### Exercise prompt
Take every line that has the string "this" and copy it out.

### Supplied records
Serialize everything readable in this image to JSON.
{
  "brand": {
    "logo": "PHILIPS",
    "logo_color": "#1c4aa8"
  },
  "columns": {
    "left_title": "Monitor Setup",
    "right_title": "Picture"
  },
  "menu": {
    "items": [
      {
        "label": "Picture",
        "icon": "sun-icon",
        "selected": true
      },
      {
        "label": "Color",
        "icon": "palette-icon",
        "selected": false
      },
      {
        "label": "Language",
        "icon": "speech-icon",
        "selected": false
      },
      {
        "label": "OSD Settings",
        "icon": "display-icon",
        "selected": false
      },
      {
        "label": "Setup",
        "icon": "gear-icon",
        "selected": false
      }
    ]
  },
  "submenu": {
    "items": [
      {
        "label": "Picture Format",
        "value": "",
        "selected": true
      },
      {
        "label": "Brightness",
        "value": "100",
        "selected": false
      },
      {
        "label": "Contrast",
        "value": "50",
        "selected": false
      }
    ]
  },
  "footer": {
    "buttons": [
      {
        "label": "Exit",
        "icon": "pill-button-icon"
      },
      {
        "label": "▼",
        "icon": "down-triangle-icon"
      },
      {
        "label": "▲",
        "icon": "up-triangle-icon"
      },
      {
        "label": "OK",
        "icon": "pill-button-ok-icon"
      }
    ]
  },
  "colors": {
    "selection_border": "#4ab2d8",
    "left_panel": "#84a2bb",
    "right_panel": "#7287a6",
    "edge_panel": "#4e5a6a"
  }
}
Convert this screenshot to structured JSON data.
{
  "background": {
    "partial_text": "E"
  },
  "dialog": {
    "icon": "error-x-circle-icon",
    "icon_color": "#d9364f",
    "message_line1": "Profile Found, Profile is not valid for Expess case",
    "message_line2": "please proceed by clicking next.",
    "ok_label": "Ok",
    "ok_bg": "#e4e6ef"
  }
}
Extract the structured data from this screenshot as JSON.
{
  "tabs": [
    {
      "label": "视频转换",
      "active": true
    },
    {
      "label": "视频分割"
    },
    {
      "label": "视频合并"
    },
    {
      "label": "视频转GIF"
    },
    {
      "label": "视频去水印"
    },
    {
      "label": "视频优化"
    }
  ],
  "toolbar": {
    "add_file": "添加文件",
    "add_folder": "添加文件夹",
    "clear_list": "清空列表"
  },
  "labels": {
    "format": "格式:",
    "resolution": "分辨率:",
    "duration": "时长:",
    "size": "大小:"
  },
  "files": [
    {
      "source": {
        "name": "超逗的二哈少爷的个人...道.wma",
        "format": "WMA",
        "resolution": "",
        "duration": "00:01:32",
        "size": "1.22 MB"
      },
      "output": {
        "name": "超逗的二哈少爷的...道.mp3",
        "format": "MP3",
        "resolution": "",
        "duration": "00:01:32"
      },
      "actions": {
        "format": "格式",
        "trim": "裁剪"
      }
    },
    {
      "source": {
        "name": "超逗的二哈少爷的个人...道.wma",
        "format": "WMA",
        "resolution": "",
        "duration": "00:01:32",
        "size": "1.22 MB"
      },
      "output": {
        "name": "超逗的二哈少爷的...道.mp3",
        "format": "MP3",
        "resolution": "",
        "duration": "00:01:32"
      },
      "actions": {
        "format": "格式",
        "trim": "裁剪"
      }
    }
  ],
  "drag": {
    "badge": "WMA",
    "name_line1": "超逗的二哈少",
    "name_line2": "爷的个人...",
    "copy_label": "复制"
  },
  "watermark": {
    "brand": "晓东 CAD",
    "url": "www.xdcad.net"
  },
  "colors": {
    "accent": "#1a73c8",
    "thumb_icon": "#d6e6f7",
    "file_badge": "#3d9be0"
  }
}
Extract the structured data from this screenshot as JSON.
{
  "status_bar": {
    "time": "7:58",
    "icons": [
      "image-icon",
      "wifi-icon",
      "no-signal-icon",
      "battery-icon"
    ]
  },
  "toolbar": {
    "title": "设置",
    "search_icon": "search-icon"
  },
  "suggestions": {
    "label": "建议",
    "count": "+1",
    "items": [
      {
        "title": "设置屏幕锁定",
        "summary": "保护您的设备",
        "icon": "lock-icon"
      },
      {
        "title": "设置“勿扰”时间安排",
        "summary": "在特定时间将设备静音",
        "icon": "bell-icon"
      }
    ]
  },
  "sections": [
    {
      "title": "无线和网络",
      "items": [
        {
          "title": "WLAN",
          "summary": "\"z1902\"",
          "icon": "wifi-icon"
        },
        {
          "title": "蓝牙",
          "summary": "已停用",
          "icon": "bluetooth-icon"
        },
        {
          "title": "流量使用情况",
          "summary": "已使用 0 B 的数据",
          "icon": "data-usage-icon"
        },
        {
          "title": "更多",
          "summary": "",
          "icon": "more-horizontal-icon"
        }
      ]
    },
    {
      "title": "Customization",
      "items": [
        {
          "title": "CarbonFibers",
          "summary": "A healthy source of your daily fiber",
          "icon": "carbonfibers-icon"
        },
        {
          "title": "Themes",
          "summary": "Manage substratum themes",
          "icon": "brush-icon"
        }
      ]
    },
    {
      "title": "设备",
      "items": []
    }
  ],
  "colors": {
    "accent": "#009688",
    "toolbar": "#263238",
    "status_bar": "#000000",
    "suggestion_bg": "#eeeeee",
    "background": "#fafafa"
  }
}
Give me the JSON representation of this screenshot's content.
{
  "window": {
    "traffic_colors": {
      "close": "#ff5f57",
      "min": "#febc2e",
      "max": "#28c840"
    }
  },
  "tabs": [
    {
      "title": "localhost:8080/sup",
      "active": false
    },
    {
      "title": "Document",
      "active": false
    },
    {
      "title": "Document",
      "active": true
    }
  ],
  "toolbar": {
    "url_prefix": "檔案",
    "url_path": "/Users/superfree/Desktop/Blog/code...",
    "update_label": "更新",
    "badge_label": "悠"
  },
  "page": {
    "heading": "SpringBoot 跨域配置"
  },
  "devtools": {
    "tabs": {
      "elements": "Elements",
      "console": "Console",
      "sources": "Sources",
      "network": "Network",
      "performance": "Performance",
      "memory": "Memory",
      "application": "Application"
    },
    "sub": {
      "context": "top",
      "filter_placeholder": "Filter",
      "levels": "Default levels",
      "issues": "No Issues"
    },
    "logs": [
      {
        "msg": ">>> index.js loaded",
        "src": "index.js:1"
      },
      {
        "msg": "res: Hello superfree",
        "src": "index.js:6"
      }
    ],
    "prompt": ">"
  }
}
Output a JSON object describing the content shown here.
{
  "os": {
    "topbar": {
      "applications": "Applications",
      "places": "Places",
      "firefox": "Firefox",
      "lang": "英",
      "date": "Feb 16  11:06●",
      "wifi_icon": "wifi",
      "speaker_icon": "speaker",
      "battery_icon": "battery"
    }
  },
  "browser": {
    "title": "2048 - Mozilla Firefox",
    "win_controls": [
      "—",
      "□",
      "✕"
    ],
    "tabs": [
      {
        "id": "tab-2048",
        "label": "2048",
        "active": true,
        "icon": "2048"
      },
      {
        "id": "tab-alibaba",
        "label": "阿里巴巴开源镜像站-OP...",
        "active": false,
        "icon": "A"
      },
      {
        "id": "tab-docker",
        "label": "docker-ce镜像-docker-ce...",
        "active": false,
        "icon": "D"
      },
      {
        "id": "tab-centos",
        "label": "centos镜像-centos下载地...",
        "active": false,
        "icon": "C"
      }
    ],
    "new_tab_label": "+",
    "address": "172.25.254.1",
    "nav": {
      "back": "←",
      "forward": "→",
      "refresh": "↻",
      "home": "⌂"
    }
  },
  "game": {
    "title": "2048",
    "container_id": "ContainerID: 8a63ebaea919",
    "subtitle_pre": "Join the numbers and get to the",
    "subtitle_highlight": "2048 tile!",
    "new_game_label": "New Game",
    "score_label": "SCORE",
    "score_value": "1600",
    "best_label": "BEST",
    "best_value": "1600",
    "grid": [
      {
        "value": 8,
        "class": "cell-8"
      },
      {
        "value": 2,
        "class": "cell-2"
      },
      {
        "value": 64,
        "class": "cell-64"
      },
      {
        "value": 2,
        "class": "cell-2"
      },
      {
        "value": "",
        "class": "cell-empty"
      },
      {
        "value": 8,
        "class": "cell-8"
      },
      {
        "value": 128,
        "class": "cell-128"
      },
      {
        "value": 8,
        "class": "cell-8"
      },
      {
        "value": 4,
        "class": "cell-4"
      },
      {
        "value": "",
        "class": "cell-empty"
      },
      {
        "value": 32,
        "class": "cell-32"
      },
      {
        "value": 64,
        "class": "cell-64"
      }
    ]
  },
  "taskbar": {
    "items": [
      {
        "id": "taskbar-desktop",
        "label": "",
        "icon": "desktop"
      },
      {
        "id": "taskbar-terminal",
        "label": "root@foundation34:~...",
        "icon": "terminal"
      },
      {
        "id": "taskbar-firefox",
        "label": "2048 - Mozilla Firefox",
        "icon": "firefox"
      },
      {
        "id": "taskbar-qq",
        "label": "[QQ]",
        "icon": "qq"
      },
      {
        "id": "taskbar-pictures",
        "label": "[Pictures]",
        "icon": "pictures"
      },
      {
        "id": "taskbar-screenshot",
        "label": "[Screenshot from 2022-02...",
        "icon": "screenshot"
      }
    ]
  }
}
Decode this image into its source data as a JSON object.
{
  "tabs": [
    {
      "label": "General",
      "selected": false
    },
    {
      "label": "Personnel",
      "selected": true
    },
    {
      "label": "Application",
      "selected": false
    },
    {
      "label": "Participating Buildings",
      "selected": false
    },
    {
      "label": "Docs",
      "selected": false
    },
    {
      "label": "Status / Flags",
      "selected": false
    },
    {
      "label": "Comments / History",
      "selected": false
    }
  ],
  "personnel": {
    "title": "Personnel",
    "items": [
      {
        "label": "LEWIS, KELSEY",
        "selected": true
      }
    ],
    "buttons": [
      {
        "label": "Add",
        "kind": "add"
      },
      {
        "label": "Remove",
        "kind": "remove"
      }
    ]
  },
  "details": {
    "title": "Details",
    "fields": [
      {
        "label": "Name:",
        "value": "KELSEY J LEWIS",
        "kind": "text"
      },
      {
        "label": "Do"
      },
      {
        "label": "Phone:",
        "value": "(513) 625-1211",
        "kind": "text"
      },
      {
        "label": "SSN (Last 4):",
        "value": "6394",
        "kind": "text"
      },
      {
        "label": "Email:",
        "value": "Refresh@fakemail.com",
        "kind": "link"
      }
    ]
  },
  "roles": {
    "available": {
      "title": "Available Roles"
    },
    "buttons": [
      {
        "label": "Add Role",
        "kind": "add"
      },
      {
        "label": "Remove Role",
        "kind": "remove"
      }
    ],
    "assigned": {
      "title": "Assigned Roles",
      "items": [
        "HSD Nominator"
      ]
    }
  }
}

### Task answer
Serialize everything readable in this image to JSON.
Convert this screenshot to structured JSON data.
Extract the structured data from this screenshot as JSON.
Extract the structured data from this screenshot as JSON.
Give me the JSON representation of this screenshot's content.
Decode this image into its source data as a JSON object.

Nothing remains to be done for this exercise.